JOB:
Pull each line holding the word "amount" from the data.
## start STORED DATA
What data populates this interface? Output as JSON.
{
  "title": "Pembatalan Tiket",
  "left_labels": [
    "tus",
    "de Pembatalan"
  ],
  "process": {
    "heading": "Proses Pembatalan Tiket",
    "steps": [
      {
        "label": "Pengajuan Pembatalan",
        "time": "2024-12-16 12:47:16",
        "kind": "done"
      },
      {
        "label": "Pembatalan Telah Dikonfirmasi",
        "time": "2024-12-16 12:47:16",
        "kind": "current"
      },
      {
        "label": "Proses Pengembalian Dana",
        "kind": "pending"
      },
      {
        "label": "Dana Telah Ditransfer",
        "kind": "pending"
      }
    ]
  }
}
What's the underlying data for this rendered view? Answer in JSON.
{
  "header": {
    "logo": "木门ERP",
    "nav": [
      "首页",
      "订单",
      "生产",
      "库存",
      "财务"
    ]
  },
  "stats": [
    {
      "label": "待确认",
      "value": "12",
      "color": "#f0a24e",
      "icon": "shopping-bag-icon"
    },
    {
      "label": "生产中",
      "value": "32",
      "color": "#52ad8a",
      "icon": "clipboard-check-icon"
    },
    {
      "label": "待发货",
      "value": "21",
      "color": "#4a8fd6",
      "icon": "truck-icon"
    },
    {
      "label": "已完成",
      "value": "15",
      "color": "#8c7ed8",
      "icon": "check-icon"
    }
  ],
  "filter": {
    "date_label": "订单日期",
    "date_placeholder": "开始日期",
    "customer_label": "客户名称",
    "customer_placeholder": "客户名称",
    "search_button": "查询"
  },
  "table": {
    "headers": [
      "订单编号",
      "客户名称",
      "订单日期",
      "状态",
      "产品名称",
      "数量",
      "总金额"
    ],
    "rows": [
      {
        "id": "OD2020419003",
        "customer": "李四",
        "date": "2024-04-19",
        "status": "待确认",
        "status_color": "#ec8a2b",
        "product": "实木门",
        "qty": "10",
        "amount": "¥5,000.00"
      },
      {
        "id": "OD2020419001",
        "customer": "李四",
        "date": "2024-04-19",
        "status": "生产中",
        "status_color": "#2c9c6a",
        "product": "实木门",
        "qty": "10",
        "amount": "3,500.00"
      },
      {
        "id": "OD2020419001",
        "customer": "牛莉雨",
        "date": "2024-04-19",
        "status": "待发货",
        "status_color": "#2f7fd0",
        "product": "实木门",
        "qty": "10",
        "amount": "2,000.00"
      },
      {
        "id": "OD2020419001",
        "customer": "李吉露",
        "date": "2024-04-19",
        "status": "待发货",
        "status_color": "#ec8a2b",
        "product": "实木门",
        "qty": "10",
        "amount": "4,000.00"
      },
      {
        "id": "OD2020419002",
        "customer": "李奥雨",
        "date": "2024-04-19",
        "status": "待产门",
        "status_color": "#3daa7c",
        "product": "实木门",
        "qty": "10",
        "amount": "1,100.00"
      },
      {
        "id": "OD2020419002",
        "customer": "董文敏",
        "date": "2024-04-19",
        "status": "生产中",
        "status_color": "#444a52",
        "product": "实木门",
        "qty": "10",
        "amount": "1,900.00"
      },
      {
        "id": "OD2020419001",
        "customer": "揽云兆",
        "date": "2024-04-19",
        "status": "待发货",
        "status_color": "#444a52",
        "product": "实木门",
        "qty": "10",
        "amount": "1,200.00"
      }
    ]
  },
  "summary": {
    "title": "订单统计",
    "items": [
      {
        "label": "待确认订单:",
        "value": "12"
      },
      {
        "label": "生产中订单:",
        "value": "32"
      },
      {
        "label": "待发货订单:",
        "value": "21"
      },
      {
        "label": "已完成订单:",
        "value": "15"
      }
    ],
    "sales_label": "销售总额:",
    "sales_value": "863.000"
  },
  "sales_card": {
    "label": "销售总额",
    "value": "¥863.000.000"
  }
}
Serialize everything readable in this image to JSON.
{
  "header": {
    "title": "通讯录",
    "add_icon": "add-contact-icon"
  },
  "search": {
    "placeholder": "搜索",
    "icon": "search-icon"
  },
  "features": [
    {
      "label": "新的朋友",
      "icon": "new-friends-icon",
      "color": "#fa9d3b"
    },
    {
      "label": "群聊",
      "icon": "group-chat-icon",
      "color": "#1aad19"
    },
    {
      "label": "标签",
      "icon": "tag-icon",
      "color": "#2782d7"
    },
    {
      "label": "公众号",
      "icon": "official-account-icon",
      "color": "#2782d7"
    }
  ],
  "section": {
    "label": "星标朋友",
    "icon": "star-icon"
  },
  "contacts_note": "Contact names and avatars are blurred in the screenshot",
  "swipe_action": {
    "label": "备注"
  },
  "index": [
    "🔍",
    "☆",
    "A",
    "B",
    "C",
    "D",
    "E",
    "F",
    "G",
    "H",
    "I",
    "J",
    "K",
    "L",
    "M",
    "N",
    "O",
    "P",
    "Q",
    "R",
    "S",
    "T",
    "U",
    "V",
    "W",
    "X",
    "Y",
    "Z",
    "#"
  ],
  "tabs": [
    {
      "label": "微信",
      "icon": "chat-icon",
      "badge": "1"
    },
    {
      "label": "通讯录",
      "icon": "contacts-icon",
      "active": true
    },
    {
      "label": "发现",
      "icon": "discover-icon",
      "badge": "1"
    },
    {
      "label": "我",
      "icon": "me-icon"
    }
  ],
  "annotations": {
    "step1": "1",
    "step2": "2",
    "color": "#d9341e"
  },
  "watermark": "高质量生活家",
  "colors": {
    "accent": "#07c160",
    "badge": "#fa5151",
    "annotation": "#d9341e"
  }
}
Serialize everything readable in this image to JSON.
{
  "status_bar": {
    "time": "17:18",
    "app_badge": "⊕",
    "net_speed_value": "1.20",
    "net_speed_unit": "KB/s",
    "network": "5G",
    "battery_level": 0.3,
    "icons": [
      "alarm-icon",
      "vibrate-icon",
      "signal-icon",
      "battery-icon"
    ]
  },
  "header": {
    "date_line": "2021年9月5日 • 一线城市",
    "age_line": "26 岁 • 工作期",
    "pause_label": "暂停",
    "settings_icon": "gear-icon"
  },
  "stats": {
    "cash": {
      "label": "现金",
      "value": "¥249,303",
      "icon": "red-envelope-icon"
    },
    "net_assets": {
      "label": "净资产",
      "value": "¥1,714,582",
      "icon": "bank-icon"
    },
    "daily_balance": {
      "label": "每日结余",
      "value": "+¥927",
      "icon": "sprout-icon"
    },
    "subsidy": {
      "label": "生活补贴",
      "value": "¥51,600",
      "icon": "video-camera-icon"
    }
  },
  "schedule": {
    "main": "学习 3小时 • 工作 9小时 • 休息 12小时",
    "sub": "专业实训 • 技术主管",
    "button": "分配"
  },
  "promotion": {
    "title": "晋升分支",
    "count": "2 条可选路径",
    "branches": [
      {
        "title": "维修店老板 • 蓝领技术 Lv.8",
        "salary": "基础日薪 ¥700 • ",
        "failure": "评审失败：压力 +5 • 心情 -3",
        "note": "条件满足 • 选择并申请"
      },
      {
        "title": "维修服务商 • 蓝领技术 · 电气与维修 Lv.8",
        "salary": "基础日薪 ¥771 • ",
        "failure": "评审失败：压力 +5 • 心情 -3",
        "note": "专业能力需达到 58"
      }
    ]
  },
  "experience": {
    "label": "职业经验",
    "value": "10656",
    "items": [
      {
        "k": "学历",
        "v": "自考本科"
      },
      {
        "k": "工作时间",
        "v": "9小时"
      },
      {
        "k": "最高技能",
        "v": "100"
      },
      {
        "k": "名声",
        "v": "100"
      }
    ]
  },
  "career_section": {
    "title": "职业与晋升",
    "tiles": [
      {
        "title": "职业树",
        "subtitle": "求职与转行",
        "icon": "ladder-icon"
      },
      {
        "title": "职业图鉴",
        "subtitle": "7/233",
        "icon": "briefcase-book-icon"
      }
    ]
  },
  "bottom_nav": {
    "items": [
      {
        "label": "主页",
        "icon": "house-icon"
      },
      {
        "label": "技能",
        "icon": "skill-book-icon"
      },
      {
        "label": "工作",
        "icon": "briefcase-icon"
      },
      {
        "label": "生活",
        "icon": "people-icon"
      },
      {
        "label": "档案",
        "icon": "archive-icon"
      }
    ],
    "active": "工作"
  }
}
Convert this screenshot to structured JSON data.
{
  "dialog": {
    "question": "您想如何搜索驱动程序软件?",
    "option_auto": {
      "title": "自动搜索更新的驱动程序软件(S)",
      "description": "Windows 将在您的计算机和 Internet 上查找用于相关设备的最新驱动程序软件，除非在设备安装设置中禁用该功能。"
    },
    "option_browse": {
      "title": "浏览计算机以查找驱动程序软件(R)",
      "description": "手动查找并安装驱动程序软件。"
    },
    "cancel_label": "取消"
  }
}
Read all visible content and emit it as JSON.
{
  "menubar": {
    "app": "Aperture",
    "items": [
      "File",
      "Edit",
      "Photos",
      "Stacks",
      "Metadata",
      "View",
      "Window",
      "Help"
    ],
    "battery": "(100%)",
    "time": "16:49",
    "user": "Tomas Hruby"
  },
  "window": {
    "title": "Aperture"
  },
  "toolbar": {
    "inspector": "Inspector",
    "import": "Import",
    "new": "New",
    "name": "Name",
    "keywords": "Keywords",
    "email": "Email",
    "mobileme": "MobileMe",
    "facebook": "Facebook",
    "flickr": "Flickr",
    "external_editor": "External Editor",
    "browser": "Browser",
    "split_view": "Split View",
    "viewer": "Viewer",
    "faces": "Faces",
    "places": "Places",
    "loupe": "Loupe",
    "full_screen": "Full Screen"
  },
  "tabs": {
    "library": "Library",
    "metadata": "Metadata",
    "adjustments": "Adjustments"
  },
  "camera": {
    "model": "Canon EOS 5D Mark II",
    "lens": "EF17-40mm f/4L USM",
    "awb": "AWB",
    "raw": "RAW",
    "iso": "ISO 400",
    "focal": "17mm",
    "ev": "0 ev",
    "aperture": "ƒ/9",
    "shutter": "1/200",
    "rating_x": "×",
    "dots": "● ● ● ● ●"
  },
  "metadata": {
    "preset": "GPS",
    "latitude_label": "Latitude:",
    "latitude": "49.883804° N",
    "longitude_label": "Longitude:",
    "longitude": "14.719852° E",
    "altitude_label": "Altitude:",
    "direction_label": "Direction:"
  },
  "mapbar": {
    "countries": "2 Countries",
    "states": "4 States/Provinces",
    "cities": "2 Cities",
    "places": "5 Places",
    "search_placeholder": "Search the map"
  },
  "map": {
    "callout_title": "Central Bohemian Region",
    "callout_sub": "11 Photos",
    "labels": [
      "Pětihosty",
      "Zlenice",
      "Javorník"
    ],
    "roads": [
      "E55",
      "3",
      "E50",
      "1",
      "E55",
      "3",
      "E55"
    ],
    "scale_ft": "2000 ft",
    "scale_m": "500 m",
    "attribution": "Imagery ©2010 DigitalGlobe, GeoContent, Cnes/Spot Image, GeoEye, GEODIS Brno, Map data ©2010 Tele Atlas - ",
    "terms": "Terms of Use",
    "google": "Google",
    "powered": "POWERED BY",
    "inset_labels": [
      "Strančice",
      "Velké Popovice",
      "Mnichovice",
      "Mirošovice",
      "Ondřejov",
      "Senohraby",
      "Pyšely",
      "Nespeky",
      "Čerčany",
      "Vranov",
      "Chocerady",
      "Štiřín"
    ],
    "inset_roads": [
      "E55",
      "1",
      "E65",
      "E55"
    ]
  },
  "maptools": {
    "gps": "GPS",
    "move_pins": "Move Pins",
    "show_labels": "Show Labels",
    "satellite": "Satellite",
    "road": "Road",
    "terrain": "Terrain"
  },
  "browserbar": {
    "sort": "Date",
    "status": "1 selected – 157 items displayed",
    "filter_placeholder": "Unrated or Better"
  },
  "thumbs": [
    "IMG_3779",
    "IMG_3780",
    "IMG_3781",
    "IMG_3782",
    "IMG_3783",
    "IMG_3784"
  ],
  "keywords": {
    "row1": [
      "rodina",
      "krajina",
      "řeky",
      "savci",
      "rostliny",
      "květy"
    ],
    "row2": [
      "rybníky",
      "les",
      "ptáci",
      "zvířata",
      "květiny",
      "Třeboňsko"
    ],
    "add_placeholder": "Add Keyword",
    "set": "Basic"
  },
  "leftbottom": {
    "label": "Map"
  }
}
## end STORED DATA
RIGHT ANSWER:
        "amount": "¥5,000.00"
        "amount": "3,500.00"
        "amount": "2,000.00"
        "amount": "4,000.00"
        "amount": "1,100.00"
        "amount": "1,900.00"
        "amount": "1,200.00"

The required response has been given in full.